* Given task: Rewrite the lines below as a numbered list, skipping any blank lines and leaving out the pictures.
------ Provided data
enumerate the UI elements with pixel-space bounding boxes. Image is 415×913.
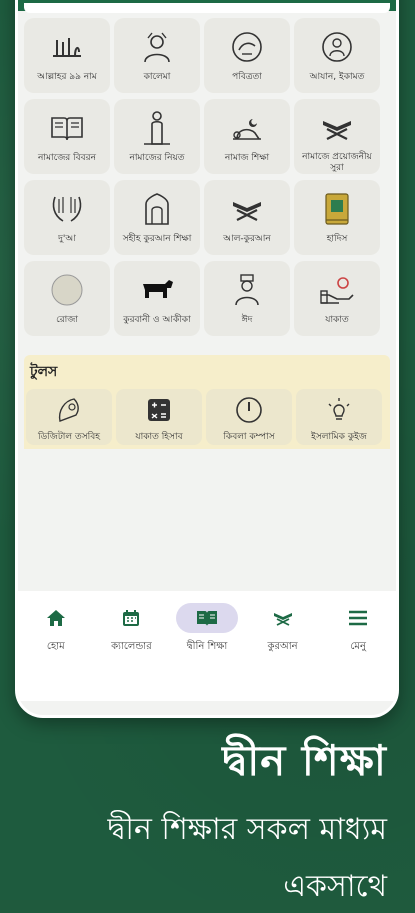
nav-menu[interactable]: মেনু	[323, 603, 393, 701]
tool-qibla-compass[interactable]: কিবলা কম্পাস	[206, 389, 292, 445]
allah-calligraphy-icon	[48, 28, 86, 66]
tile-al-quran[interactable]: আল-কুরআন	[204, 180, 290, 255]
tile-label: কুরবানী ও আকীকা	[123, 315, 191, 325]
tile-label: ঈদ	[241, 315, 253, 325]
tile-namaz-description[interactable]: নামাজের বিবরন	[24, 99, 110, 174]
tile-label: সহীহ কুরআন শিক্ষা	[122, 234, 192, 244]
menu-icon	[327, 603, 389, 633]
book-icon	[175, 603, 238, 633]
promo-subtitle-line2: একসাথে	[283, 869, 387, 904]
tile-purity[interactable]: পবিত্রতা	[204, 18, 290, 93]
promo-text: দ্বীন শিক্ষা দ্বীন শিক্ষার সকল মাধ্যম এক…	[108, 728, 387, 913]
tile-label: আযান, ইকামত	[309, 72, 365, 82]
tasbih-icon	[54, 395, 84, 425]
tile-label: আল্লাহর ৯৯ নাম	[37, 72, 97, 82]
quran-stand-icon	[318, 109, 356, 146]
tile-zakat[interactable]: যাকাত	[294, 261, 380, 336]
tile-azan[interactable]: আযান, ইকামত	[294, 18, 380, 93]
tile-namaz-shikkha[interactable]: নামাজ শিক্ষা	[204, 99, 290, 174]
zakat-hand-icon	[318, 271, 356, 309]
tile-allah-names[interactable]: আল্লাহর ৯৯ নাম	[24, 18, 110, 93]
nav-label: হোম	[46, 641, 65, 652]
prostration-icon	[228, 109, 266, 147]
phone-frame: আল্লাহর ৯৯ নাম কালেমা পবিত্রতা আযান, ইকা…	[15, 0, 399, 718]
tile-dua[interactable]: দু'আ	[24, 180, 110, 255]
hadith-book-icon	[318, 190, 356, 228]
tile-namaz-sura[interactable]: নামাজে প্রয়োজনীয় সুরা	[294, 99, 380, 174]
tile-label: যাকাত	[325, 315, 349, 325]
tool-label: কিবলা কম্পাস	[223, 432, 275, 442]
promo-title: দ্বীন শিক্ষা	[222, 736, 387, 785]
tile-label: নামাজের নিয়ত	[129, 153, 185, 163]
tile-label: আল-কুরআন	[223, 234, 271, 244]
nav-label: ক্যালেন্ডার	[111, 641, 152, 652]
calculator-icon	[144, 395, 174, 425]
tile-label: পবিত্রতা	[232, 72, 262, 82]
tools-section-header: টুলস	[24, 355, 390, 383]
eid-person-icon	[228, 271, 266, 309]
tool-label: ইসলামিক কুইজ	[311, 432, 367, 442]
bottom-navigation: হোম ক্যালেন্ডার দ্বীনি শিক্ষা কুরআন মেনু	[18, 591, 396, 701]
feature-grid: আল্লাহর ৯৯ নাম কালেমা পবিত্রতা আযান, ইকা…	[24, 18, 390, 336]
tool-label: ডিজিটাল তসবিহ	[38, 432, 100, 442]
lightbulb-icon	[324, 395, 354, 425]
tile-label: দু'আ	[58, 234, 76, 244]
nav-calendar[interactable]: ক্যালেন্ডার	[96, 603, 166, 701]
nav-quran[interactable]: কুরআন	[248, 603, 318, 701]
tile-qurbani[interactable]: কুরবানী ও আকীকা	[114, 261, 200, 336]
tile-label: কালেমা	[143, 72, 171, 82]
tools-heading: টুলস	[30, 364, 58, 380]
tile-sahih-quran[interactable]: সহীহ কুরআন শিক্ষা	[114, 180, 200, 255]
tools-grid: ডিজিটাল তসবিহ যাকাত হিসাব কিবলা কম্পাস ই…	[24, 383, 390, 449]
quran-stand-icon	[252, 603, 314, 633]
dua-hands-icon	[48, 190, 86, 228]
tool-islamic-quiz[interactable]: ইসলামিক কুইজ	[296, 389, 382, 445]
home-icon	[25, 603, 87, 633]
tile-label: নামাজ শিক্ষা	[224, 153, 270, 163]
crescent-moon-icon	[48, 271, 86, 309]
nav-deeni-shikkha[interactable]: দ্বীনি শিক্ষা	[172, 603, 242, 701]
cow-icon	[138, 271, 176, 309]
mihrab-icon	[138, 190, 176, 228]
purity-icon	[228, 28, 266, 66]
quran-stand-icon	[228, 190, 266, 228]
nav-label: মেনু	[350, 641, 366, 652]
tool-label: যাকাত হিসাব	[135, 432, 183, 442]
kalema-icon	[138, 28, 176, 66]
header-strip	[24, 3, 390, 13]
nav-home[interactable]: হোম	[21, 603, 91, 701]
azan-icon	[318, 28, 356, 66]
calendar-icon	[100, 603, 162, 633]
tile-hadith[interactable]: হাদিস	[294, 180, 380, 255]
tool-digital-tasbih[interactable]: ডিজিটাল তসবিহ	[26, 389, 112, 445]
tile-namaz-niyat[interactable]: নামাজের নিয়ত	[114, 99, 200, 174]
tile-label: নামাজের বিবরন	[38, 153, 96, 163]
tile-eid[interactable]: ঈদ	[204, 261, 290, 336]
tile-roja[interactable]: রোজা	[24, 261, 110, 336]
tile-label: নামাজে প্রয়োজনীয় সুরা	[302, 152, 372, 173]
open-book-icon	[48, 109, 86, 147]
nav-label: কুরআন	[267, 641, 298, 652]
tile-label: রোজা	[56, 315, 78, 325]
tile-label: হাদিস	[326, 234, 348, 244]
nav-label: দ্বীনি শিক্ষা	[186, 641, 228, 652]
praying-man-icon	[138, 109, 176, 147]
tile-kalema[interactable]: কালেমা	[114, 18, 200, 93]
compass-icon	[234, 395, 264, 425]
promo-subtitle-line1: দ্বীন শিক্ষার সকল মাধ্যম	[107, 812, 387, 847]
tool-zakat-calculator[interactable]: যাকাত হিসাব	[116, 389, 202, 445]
------------
* Answer below:
1. enumerate the UI elements with pixel-space bounding boxes. Image is 415×913.
2. nav-menu[interactable]: মেনু	[323, 603, 393, 701]
3. tool-qibla-compass[interactable]: কিবলা কম্পাস	[206, 389, 292, 445]
4. allah-calligraphy-icon	[48, 28, 86, 66]
5. tile-al-quran[interactable]: আল-কুরআন	[204, 180, 290, 255]
6. tile-label: কুরবানী ও আকীকা	[123, 315, 191, 325]
7. tile-label: ঈদ	[241, 315, 253, 325]
8. tile-namaz-description[interactable]: নামাজের বিবরন	[24, 99, 110, 174]
9. tile-label: সহীহ কুরআন শিক্ষা	[122, 234, 192, 244]
10. menu-icon	[327, 603, 389, 633]
11. book-icon	[175, 603, 238, 633]
12. promo-subtitle-line2: একসাথে	[283, 869, 387, 904]
13. tile-purity[interactable]: পবিত্রতা	[204, 18, 290, 93]
14. promo-text: দ্বীন শিক্ষা দ্বীন শিক্ষার সকল মাধ্যম এক…	[108, 728, 387, 913]
15. tile-label: আযান, ইকামত	[309, 72, 365, 82]
16. tasbih-icon	[54, 395, 84, 425]
17. tile-label: আল্লাহর ৯৯ নাম	[37, 72, 97, 82]
18. quran-stand-icon	[318, 109, 356, 146]
19. tile-zakat[interactable]: যাকাত	[294, 261, 380, 336]
20. tile-azan[interactable]: আযান, ইকামত	[294, 18, 380, 93]
21. tile-namaz-shikkha[interactable]: নামাজ শিক্ষা	[204, 99, 290, 174]
22. zakat-hand-icon	[318, 271, 356, 309]
23. tile-allah-names[interactable]: আল্লাহর ৯৯ নাম	[24, 18, 110, 93]
24. nav-label: হোম	[46, 641, 65, 652]
25. prostration-icon	[228, 109, 266, 147]
26. phone-frame: আল্লাহর ৯৯ নাম কালেমা পবিত্রতা আযান, ইকা…	[15, 0, 399, 718]
27. tile-dua[interactable]: দু'আ	[24, 180, 110, 255]
28. hadith-book-icon	[318, 190, 356, 228]
29. tile-namaz-sura[interactable]: নামাজে প্রয়োজনীয় সুরা	[294, 99, 380, 174]
30. tile-label: যাকাত	[325, 315, 349, 325]
31. tool-label: কিবলা কম্পাস	[223, 432, 275, 442]
32. promo-title: দ্বীন শিক্ষা	[222, 736, 387, 785]
33. tile-label: নামাজের নিয়ত	[129, 153, 185, 163]
34. tile-label: আল-কুরআন	[223, 234, 271, 244]
35. nav-label: ক্যালেন্ডার	[111, 641, 152, 652]
36. calculator-icon	[144, 395, 174, 425]
37. tile-label: পবিত্রতা	[232, 72, 262, 82]
38. tools-section-header: টুলস	[24, 355, 390, 383]
39. eid-person-icon	[228, 271, 266, 309]
40. tool-label: ইসলামিক কুইজ	[311, 432, 367, 442]
41. bottom-navigation: হোম ক্যালেন্ডার দ্বীনি শিক্ষা কুরআন মেনু	[18, 591, 396, 701]
42. feature-grid: আল্লাহর ৯৯ নাম কালেমা পবিত্রতা আযান, ইকা…	[24, 18, 390, 336]
43. tool-label: ডিজিটাল তসবিহ	[38, 432, 100, 442]
44. lightbulb-icon	[324, 395, 354, 425]
45. tile-label: দু'আ	[58, 234, 76, 244]
46. nav-calendar[interactable]: ক্যালেন্ডার	[96, 603, 166, 701]
47. nav-quran[interactable]: কুরআন	[248, 603, 318, 701]
48. tile-qurbani[interactable]: কুরবানী ও আকীকা	[114, 261, 200, 336]
49. tile-label: কালেমা	[143, 72, 171, 82]
50. tools-heading: টুলস	[30, 364, 58, 380]
51. tile-sahih-quran[interactable]: সহীহ কুরআন শিক্ষা	[114, 180, 200, 255]
52. tools-grid: ডিজিটাল তসবিহ যাকাত হিসাব কিবলা কম্পাস ই…	[24, 383, 390, 449]
53. quran-stand-icon	[252, 603, 314, 633]
54. dua-hands-icon	[48, 190, 86, 228]
55. tool-islamic-quiz[interactable]: ইসলামিক কুইজ	[296, 389, 382, 445]
56. home-icon	[25, 603, 87, 633]
57. tile-label: নামাজ শিক্ষা	[224, 153, 270, 163]
58. crescent-moon-icon	[48, 271, 86, 309]
59. nav-deeni-shikkha[interactable]: দ্বীনি শিক্ষা	[172, 603, 242, 701]
60. cow-icon	[138, 271, 176, 309]
61. mihrab-icon	[138, 190, 176, 228]
62. purity-icon	[228, 28, 266, 66]
63. quran-stand-icon	[228, 190, 266, 228]
64. nav-label: মেনু	[350, 641, 366, 652]
65. tool-label: যাকাত হিসাব	[135, 432, 183, 442]
66. kalema-icon	[138, 28, 176, 66]
67. header-strip	[24, 3, 390, 13]
68. nav-home[interactable]: হোম	[21, 603, 91, 701]
69. azan-icon	[318, 28, 356, 66]
70. calendar-icon	[100, 603, 162, 633]
71. tile-hadith[interactable]: হাদিস	[294, 180, 380, 255]
72. tool-digital-tasbih[interactable]: ডিজিটাল তসবিহ	[26, 389, 112, 445]
73. tile-namaz-niyat[interactable]: নামাজের নিয়ত	[114, 99, 200, 174]
74. tile-label: নামাজের বিবরন	[38, 153, 96, 163]
75. tile-eid[interactable]: ঈদ	[204, 261, 290, 336]
76. tile-roja[interactable]: রোজা	[24, 261, 110, 336]
77. tile-label: নামাজে প্রয়োজনীয় সুরা	[302, 152, 372, 173]
78. open-book-icon	[48, 109, 86, 147]
79. nav-label: কুরআন	[267, 641, 298, 652]
80. tile-label: রোজা	[56, 315, 78, 325]
81. tile-label: হাদিস	[326, 234, 348, 244]
82. nav-label: দ্বীনি শিক্ষা	[186, 641, 228, 652]
83. praying-man-icon	[138, 109, 176, 147]
84. tile-kalema[interactable]: কালেমা	[114, 18, 200, 93]
85. compass-icon	[234, 395, 264, 425]
86. promo-subtitle-line1: দ্বীন শিক্ষার সকল মাধ্যম	[107, 812, 387, 847]
87. tool-zakat-calculator[interactable]: যাকাত হিসাব	[116, 389, 202, 445]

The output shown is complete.